__WHAT IS BEING ASKED__: Below are some records. Quote exactly the lines from the one that contains "Give me a plain-text" through the last, both included, and leave out the pictures.
----------
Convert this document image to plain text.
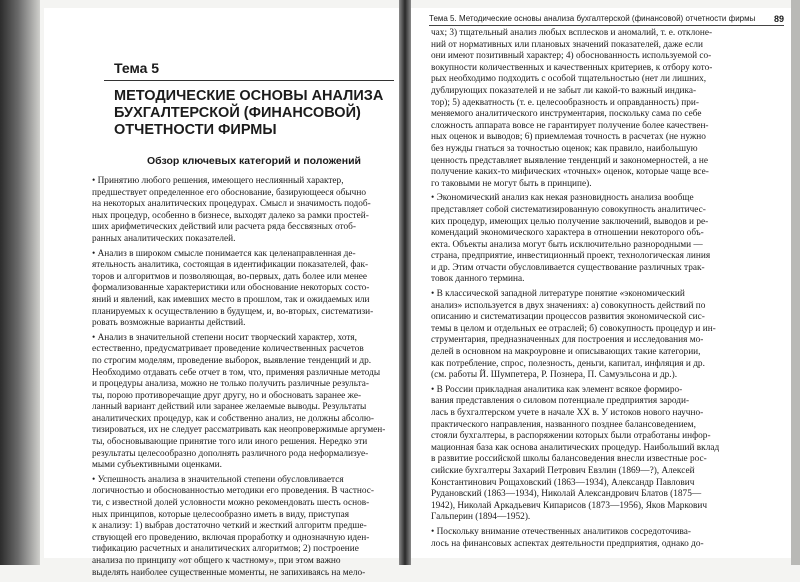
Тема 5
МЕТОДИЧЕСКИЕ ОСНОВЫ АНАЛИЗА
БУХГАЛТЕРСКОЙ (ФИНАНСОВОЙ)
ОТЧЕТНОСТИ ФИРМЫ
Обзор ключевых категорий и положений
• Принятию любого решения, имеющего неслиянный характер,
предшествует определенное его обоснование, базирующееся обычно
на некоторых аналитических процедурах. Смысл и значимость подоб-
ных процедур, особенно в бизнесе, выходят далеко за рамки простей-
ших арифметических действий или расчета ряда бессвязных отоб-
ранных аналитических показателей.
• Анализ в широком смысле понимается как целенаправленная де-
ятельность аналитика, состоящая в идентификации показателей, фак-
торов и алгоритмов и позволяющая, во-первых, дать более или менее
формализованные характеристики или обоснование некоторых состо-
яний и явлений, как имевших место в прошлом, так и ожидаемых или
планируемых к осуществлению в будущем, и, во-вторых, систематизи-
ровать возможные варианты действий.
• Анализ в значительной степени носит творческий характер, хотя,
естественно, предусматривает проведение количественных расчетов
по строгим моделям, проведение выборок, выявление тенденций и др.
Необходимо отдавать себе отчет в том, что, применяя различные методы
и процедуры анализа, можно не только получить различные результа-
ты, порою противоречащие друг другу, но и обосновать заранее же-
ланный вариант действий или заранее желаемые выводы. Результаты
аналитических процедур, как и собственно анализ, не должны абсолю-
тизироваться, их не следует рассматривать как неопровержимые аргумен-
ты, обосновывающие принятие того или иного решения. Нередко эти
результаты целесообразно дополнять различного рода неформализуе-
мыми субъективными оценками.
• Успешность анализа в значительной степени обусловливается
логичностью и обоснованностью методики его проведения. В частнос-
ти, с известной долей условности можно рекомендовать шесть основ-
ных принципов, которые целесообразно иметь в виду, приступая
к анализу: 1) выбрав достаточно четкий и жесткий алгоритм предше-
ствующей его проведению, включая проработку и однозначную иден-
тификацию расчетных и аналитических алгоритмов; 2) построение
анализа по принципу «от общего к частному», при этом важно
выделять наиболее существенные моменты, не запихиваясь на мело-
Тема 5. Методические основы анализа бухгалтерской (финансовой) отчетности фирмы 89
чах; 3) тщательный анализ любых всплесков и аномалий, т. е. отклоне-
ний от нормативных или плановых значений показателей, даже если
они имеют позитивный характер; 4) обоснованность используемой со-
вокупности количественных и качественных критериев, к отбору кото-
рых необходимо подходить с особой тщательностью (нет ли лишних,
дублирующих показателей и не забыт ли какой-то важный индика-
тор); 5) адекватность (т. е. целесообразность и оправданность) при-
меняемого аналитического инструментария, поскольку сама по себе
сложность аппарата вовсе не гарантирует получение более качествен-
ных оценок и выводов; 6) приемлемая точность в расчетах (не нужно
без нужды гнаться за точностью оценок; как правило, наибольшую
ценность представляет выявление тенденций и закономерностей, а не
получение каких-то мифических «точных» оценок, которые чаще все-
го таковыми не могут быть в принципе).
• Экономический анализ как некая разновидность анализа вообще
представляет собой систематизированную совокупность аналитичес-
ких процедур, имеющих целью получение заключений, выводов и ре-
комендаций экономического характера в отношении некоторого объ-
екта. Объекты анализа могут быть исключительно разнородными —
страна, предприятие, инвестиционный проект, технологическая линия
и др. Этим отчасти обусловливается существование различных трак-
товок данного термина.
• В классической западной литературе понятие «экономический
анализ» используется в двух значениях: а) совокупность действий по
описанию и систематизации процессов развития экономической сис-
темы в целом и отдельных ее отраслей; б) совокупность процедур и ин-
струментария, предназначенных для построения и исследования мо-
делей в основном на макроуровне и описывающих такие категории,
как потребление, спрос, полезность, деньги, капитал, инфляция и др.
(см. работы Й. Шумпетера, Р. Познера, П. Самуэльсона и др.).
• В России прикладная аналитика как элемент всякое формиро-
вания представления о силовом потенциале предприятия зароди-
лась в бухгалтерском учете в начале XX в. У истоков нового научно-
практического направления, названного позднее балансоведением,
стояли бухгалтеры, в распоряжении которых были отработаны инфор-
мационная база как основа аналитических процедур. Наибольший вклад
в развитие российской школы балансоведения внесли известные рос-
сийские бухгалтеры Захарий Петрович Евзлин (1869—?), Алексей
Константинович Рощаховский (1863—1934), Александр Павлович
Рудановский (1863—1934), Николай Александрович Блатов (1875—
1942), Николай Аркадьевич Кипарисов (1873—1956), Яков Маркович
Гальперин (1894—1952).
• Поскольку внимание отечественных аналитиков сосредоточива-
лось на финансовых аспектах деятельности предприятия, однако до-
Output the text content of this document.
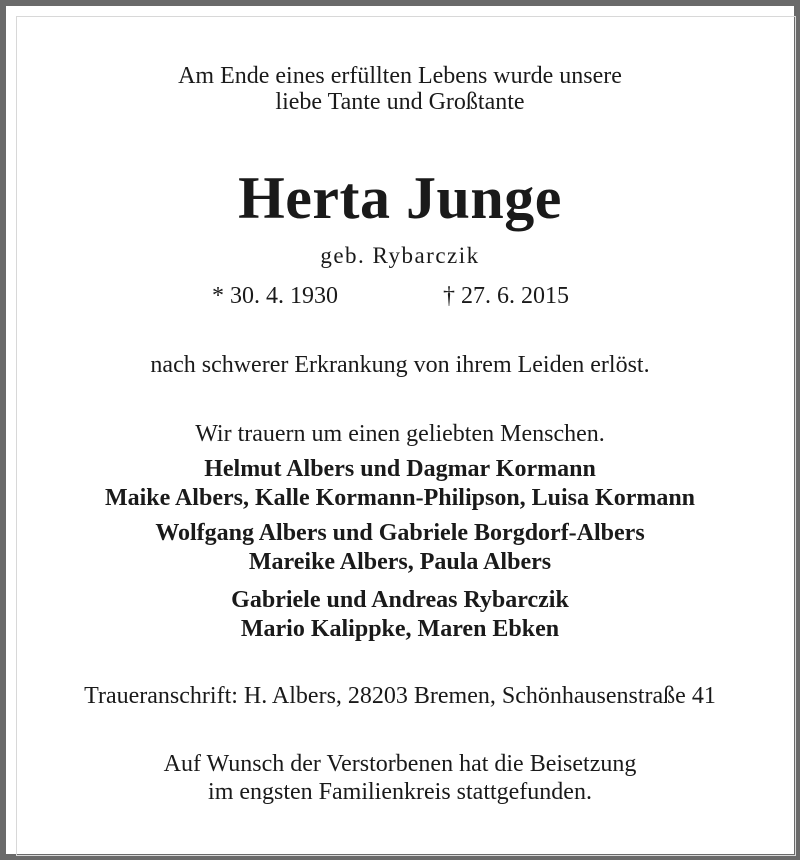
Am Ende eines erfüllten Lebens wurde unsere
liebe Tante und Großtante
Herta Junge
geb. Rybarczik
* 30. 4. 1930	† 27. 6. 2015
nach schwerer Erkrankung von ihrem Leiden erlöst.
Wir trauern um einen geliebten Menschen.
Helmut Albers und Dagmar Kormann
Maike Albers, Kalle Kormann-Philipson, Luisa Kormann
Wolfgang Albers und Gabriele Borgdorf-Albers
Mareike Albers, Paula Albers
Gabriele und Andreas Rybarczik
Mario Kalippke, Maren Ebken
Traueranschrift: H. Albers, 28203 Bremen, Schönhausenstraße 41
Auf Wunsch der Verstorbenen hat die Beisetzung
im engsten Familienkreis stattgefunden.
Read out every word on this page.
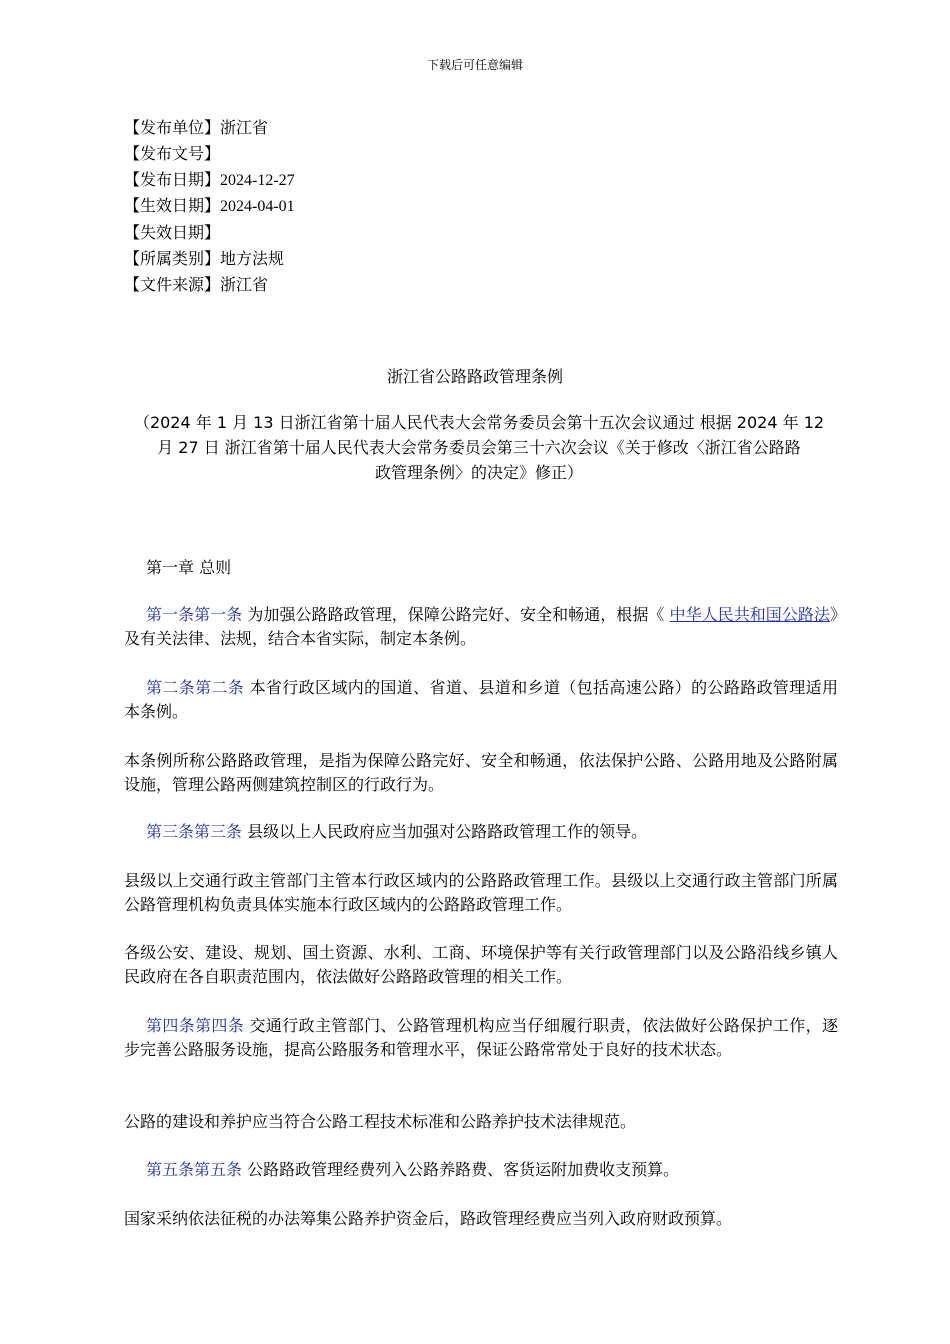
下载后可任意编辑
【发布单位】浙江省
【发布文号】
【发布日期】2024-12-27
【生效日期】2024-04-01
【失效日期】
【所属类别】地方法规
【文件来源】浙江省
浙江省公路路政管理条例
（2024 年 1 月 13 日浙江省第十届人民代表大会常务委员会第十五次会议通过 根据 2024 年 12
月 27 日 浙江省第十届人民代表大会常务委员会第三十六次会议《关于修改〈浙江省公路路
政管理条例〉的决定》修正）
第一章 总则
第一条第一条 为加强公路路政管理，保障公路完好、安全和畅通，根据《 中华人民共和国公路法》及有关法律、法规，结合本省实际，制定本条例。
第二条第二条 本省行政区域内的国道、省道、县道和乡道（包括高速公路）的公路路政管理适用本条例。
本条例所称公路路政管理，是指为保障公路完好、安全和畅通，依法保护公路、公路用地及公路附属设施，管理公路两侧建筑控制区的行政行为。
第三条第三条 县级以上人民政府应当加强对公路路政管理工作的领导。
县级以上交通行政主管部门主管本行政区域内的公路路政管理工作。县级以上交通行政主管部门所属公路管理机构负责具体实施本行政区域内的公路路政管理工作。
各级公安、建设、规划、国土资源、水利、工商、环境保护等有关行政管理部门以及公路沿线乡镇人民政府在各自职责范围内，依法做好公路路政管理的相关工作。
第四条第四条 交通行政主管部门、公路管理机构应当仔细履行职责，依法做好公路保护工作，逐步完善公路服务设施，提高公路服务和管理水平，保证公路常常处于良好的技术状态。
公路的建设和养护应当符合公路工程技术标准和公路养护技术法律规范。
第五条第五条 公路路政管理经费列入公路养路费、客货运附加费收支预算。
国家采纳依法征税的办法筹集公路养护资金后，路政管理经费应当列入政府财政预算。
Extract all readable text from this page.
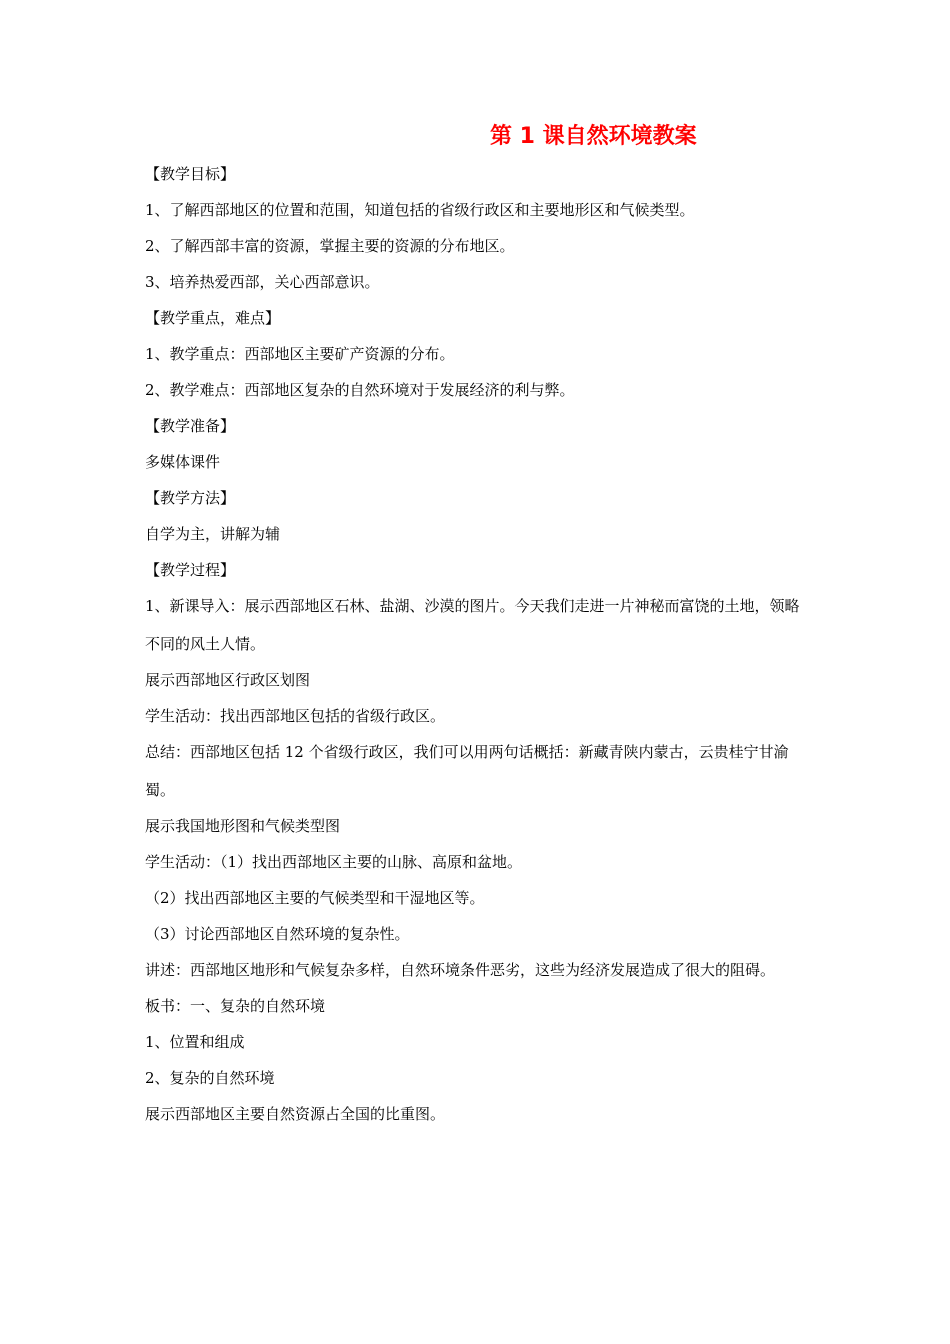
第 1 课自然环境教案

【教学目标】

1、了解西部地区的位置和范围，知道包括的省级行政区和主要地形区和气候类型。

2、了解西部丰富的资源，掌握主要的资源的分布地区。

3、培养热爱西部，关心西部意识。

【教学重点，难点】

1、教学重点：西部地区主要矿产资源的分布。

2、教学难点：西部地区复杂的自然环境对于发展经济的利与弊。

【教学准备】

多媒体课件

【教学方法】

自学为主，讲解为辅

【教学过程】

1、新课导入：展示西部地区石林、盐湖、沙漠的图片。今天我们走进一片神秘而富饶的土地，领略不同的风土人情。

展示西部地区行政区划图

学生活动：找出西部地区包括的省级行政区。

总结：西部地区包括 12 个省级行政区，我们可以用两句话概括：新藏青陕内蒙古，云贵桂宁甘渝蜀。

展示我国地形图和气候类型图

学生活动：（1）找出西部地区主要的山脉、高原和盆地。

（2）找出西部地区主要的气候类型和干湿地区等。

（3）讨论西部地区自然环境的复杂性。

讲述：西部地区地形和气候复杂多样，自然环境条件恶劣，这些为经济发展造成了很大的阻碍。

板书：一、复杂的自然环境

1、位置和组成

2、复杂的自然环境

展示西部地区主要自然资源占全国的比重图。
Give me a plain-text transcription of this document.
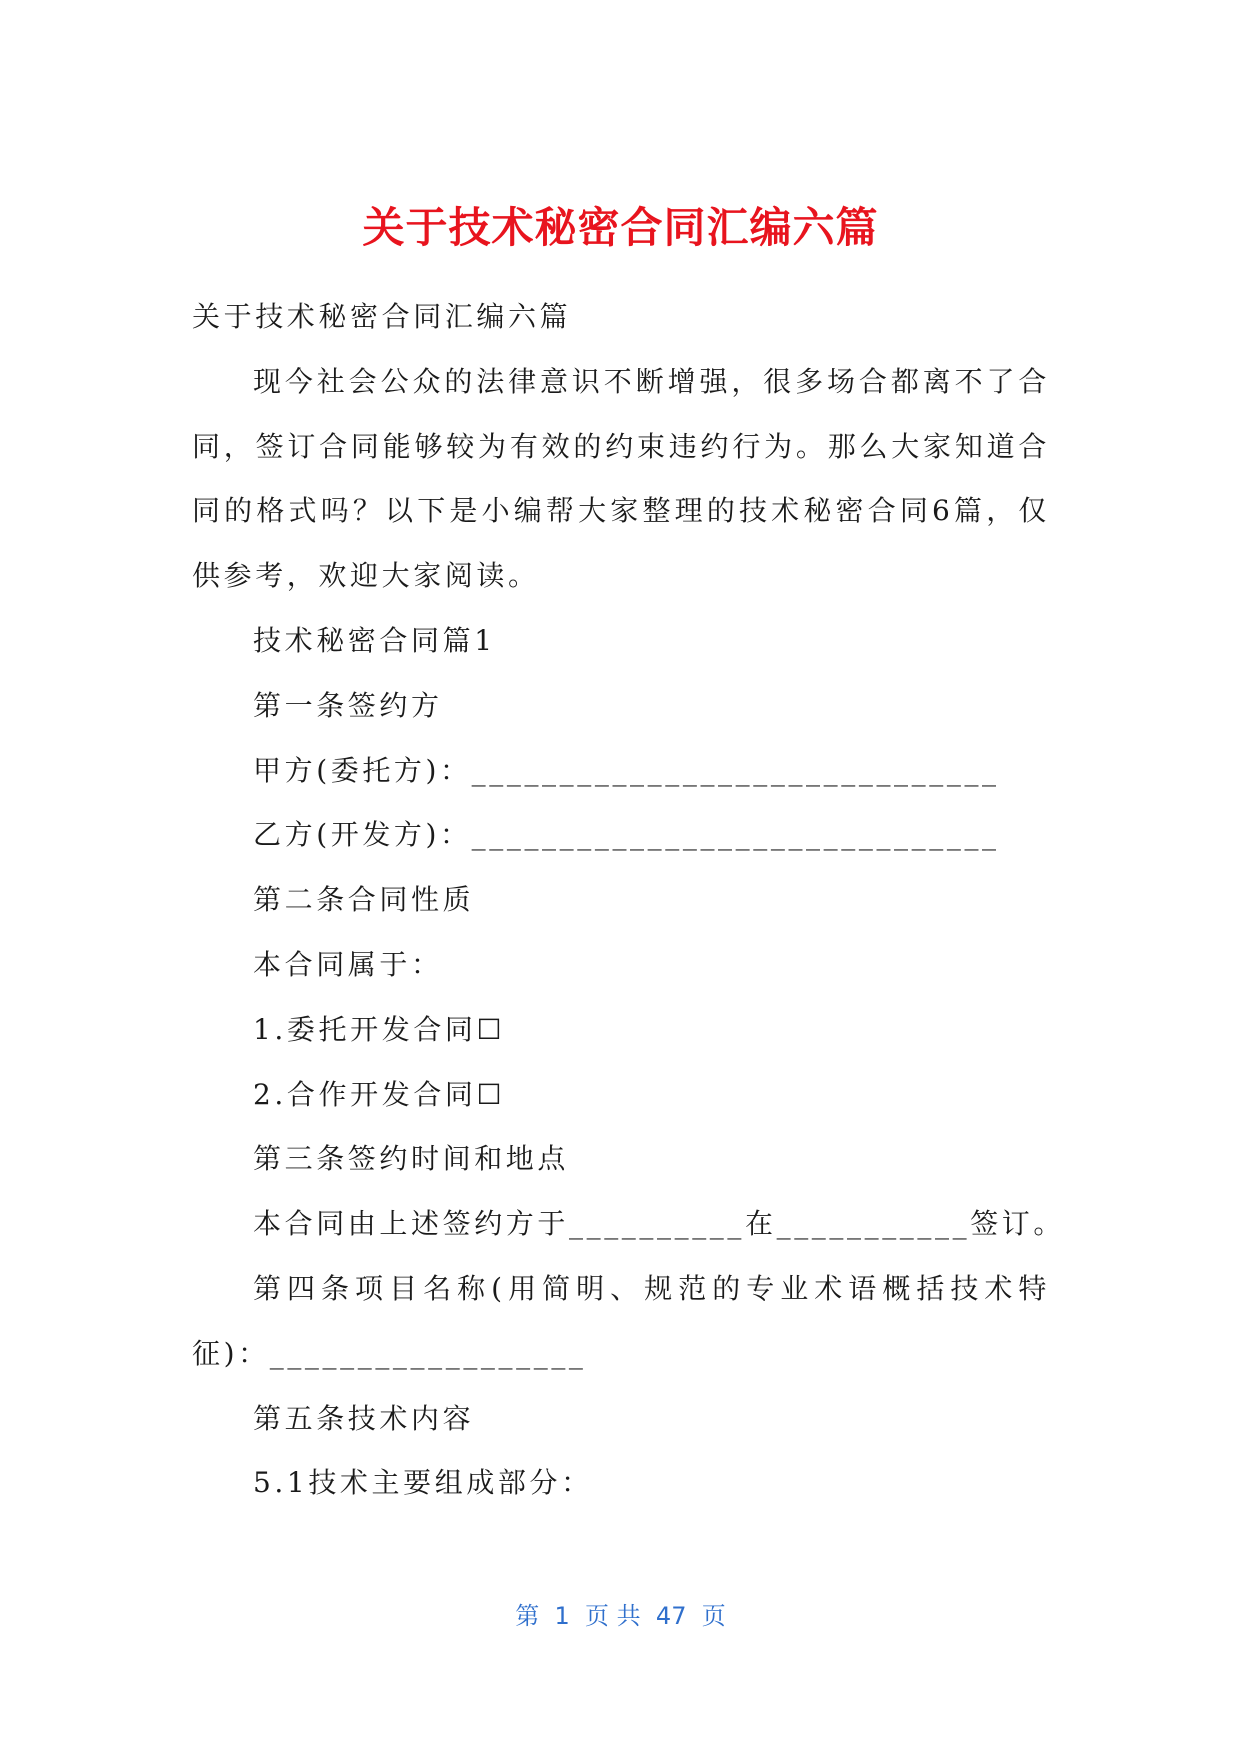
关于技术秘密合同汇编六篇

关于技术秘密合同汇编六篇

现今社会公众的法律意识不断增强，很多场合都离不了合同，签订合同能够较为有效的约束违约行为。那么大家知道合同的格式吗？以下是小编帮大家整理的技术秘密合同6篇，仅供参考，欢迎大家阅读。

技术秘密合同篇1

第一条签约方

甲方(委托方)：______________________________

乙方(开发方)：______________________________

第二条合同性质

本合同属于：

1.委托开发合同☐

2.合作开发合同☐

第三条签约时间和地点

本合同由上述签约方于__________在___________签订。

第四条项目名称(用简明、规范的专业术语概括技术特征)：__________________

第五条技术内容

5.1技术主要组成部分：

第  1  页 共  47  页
----------
__EXERCISE RESULT__:
Give me a plain-text transcription of this document.
关于技术秘密合同汇编六篇

关于技术秘密合同汇编六篇

现今社会公众的法律意识不断增强，很多场合都离不了合同，签订合同能够较为有效的约束违约行为。那么大家知道合同的格式吗？以下是小编帮大家整理的技术秘密合同6篇，仅供参考，欢迎大家阅读。

技术秘密合同篇1

第一条签约方

甲方(委托方)：______________________________

乙方(开发方)：______________________________

第二条合同性质

本合同属于：

1.委托开发合同☐

2.合作开发合同☐

第三条签约时间和地点

本合同由上述签约方于__________在___________签订。

第四条项目名称(用简明、规范的专业术语概括技术特征)：__________________

第五条技术内容

5.1技术主要组成部分：

第  1  页 共  47  页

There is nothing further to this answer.